- _WRITTEN PROBLEM_
Give all of the lines again exactly as they read.

- _DATA SUPPLIED_
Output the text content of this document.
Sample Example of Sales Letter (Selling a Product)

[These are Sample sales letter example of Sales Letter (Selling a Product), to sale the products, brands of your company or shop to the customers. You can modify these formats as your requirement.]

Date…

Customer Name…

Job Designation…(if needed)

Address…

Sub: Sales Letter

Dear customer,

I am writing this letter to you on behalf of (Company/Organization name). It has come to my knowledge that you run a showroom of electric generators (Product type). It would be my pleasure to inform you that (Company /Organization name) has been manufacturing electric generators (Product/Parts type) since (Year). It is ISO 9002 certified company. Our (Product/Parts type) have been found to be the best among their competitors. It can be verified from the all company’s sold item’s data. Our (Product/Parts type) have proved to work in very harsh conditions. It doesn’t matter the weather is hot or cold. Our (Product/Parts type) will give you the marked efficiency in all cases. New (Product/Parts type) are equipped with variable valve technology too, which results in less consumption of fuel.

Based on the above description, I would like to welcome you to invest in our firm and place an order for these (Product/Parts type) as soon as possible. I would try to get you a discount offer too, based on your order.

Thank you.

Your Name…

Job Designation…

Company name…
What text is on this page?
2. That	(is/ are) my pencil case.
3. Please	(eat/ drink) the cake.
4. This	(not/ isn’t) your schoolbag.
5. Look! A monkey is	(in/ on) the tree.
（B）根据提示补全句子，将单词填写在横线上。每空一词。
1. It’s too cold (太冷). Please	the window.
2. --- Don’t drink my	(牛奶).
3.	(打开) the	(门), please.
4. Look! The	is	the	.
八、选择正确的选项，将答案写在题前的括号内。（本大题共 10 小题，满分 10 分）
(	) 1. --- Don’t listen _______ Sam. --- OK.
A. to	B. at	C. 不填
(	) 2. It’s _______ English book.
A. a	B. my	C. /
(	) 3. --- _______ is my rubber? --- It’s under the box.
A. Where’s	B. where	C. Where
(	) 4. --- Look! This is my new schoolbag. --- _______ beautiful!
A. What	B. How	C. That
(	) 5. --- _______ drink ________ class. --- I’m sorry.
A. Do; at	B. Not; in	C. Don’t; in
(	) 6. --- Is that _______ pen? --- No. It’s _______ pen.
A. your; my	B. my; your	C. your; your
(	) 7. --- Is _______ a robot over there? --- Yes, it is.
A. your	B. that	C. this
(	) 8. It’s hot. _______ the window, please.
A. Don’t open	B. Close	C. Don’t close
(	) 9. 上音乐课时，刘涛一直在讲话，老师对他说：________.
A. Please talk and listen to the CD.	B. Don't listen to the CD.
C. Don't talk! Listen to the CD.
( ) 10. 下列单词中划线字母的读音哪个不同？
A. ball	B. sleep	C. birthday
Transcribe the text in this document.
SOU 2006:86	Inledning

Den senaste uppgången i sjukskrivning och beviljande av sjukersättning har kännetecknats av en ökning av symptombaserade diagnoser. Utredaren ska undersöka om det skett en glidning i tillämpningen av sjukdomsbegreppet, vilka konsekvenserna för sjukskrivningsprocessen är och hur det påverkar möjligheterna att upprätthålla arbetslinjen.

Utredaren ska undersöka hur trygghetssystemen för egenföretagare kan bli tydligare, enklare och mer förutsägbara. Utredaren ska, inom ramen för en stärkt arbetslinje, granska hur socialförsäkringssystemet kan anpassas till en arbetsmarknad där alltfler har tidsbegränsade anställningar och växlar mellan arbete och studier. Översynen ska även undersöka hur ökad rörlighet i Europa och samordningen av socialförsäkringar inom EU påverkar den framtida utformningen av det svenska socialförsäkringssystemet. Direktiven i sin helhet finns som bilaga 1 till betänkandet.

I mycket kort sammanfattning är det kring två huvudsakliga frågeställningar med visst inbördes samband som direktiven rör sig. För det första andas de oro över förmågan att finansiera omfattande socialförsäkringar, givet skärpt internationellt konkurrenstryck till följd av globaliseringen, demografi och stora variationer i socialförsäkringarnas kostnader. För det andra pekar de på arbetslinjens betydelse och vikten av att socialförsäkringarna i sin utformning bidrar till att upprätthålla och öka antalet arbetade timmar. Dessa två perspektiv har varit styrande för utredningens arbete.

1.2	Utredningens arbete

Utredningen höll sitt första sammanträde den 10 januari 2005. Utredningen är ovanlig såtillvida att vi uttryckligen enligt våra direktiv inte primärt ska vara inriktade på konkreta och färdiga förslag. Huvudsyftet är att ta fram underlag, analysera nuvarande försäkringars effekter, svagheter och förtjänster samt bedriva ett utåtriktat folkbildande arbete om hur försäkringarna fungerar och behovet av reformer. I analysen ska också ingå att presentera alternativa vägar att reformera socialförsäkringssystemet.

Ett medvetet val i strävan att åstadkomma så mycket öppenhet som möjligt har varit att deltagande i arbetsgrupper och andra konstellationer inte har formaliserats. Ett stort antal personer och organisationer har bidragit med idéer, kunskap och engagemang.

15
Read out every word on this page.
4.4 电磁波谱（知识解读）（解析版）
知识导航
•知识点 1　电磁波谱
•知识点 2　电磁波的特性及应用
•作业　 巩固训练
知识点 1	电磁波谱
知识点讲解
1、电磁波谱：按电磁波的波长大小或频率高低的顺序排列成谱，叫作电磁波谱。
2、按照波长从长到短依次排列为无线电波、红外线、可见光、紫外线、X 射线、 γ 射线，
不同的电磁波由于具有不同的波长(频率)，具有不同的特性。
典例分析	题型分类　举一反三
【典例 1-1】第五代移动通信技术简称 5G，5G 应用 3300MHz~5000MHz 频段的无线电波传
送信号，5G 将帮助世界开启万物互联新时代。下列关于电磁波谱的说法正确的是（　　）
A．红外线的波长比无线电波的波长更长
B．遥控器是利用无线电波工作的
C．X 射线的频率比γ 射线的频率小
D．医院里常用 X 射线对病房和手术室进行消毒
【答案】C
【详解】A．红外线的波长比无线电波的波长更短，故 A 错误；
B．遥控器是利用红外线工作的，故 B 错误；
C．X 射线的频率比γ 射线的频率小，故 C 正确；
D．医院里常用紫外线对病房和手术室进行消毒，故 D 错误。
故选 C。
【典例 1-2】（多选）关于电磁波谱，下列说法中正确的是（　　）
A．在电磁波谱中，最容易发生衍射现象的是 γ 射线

- _ANSWER TO THIS TASK_
Output the text content of this document.
Sample Example of Sales Letter (Selling a Product)

[These are Sample sales letter example of Sales Letter (Selling a Product), to sale the products, brands of your company or shop to the customers. You can modify these formats as your requirement.]

Date…

Customer Name…

Job Designation…(if needed)

Address…

Sub: Sales Letter

Dear customer,

I am writing this letter to you on behalf of (Company/Organization name). It has come to my knowledge that you run a showroom of electric generators (Product type). It would be my pleasure to inform you that (Company /Organization name) has been manufacturing electric generators (Product/Parts type) since (Year). It is ISO 9002 certified company. Our (Product/Parts type) have been found to be the best among their competitors. It can be verified from the all company’s sold item’s data. Our (Product/Parts type) have proved to work in very harsh conditions. It doesn’t matter the weather is hot or cold. Our (Product/Parts type) will give you the marked efficiency in all cases. New (Product/Parts type) are equipped with variable valve technology too, which results in less consumption of fuel.

Based on the above description, I would like to welcome you to invest in our firm and place an order for these (Product/Parts type) as soon as possible. I would try to get you a discount offer too, based on your order.

Thank you.

Your Name…

Job Designation…

Company name…
What text is on this page?
2. That	(is/ are) my pencil case.
3. Please	(eat/ drink) the cake.
4. This	(not/ isn’t) your schoolbag.
5. Look! A monkey is	(in/ on) the tree.
（B）根据提示补全句子，将单词填写在横线上。每空一词。
1. It’s too cold (太冷). Please	the window.
2. --- Don’t drink my	(牛奶).
3.	(打开) the	(门), please.
4. Look! The	is	the	.
八、选择正确的选项，将答案写在题前的括号内。（本大题共 10 小题，满分 10 分）
(	) 1. --- Don’t listen _______ Sam. --- OK.
A. to	B. at	C. 不填
(	) 2. It’s _______ English book.
A. a	B. my	C. /
(	) 3. --- _______ is my rubber? --- It’s under the box.
A. Where’s	B. where	C. Where
(	) 4. --- Look! This is my new schoolbag. --- _______ beautiful!
A. What	B. How	C. That
(	) 5. --- _______ drink ________ class. --- I’m sorry.
A. Do; at	B. Not; in	C. Don’t; in
(	) 6. --- Is that _______ pen? --- No. It’s _______ pen.
A. your; my	B. my; your	C. your; your
(	) 7. --- Is _______ a robot over there? --- Yes, it is.
A. your	B. that	C. this
(	) 8. It’s hot. _______ the window, please.
A. Don’t open	B. Close	C. Don’t close
(	) 9. 上音乐课时，刘涛一直在讲话，老师对他说：________.
A. Please talk and listen to the CD.	B. Don't listen to the CD.
C. Don't talk! Listen to the CD.
( ) 10. 下列单词中划线字母的读音哪个不同？
A. ball	B. sleep	C. birthday
Transcribe the text in this document.
SOU 2006:86	Inledning

Den senaste uppgången i sjukskrivning och beviljande av sjukersättning har kännetecknats av en ökning av symptombaserade diagnoser. Utredaren ska undersöka om det skett en glidning i tillämpningen av sjukdomsbegreppet, vilka konsekvenserna för sjukskrivningsprocessen är och hur det påverkar möjligheterna att upprätthålla arbetslinjen.

Utredaren ska undersöka hur trygghetssystemen för egenföretagare kan bli tydligare, enklare och mer förutsägbara. Utredaren ska, inom ramen för en stärkt arbetslinje, granska hur socialförsäkringssystemet kan anpassas till en arbetsmarknad där alltfler har tidsbegränsade anställningar och växlar mellan arbete och studier. Översynen ska även undersöka hur ökad rörlighet i Europa och samordningen av socialförsäkringar inom EU påverkar den framtida utformningen av det svenska socialförsäkringssystemet. Direktiven i sin helhet finns som bilaga 1 till betänkandet.

I mycket kort sammanfattning är det kring två huvudsakliga frågeställningar med visst inbördes samband som direktiven rör sig. För det första andas de oro över förmågan att finansiera omfattande socialförsäkringar, givet skärpt internationellt konkurrenstryck till följd av globaliseringen, demografi och stora variationer i socialförsäkringarnas kostnader. För det andra pekar de på arbetslinjens betydelse och vikten av att socialförsäkringarna i sin utformning bidrar till att upprätthålla och öka antalet arbetade timmar. Dessa två perspektiv har varit styrande för utredningens arbete.

1.2	Utredningens arbete

Utredningen höll sitt första sammanträde den 10 januari 2005. Utredningen är ovanlig såtillvida att vi uttryckligen enligt våra direktiv inte primärt ska vara inriktade på konkreta och färdiga förslag. Huvudsyftet är att ta fram underlag, analysera nuvarande försäkringars effekter, svagheter och förtjänster samt bedriva ett utåtriktat folkbildande arbete om hur försäkringarna fungerar och behovet av reformer. I analysen ska också ingå att presentera alternativa vägar att reformera socialförsäkringssystemet.

Ett medvetet val i strävan att åstadkomma så mycket öppenhet som möjligt har varit att deltagande i arbetsgrupper och andra konstellationer inte har formaliserats. Ett stort antal personer och organisationer har bidragit med idéer, kunskap och engagemang.

15
Read out every word on this page.
4.4 电磁波谱（知识解读）（解析版）
知识导航
•知识点 1　电磁波谱
•知识点 2　电磁波的特性及应用
•作业　 巩固训练
知识点 1	电磁波谱
知识点讲解
1、电磁波谱：按电磁波的波长大小或频率高低的顺序排列成谱，叫作电磁波谱。
2、按照波长从长到短依次排列为无线电波、红外线、可见光、紫外线、X 射线、 γ 射线，
不同的电磁波由于具有不同的波长(频率)，具有不同的特性。
典例分析	题型分类　举一反三
【典例 1-1】第五代移动通信技术简称 5G，5G 应用 3300MHz~5000MHz 频段的无线电波传
送信号，5G 将帮助世界开启万物互联新时代。下列关于电磁波谱的说法正确的是（　　）
A．红外线的波长比无线电波的波长更长
B．遥控器是利用无线电波工作的
C．X 射线的频率比γ 射线的频率小
D．医院里常用 X 射线对病房和手术室进行消毒
【答案】C
【详解】A．红外线的波长比无线电波的波长更短，故 A 错误；
B．遥控器是利用红外线工作的，故 B 错误；
C．X 射线的频率比γ 射线的频率小，故 C 正确；
D．医院里常用紫外线对病房和手术室进行消毒，故 D 错误。
故选 C。
【典例 1-2】（多选）关于电磁波谱，下列说法中正确的是（　　）
A．在电磁波谱中，最容易发生衍射现象的是 γ 射线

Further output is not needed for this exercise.